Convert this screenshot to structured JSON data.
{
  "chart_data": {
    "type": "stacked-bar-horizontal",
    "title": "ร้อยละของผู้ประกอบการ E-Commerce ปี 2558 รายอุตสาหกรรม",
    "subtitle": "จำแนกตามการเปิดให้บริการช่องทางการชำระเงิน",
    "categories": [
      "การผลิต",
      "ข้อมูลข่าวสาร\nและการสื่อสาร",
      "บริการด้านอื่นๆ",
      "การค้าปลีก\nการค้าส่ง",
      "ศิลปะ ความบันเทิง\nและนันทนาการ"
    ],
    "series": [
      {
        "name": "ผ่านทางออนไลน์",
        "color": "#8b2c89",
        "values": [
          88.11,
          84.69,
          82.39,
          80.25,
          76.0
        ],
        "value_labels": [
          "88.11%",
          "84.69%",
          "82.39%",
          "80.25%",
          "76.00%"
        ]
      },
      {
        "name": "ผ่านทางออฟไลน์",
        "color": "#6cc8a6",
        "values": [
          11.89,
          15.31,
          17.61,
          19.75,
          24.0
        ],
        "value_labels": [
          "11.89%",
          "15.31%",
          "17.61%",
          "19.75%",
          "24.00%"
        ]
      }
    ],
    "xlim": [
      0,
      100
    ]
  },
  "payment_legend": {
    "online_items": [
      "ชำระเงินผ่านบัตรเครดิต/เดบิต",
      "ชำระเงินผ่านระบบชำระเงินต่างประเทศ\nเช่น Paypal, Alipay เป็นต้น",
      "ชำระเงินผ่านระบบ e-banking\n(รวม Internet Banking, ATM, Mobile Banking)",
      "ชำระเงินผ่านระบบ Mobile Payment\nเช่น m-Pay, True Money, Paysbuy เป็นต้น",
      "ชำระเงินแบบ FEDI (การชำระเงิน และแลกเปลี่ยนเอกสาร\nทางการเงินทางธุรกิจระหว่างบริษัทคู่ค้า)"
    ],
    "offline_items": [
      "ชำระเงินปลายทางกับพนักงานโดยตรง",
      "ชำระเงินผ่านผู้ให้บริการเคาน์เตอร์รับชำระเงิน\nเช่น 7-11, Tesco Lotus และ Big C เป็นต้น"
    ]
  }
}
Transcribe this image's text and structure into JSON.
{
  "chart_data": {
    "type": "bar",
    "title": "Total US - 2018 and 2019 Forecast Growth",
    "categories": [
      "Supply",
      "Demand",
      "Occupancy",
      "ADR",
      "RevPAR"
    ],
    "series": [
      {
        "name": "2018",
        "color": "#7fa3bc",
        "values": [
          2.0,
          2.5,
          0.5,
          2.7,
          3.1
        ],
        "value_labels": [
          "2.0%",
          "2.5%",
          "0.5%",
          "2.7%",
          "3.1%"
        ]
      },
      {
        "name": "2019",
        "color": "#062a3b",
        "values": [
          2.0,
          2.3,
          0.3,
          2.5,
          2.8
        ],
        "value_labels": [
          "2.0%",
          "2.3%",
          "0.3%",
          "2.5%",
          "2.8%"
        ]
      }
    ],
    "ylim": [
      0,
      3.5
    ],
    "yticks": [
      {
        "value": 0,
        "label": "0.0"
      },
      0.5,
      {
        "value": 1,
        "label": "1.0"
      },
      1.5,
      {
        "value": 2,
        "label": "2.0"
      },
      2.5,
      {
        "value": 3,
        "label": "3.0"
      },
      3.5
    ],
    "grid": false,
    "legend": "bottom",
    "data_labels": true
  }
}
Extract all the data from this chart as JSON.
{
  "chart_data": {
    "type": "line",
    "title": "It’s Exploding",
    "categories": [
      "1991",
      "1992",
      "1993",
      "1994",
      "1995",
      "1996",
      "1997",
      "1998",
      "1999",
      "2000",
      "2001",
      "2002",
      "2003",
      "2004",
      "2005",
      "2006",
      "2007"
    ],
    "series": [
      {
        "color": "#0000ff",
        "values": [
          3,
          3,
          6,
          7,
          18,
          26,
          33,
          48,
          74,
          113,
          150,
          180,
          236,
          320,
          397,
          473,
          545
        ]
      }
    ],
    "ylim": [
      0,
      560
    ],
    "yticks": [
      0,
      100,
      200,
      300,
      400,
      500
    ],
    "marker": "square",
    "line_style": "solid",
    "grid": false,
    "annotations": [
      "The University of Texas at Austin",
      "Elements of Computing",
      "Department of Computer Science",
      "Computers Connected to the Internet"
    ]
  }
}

────────────────────

● WHAT THE EXERCISE ASKS
In the listing, find every line containing the word "Mobile" and list it.

● OUTPUT BELOW
      "ชำระเงินผ่านระบบ e-banking\n(รวม Internet Banking, ATM, Mobile Banking)",
      "ชำระเงินผ่านระบบ Mobile Payment\nเช่น m-Pay, True Money, Paysbuy เป็นต้น",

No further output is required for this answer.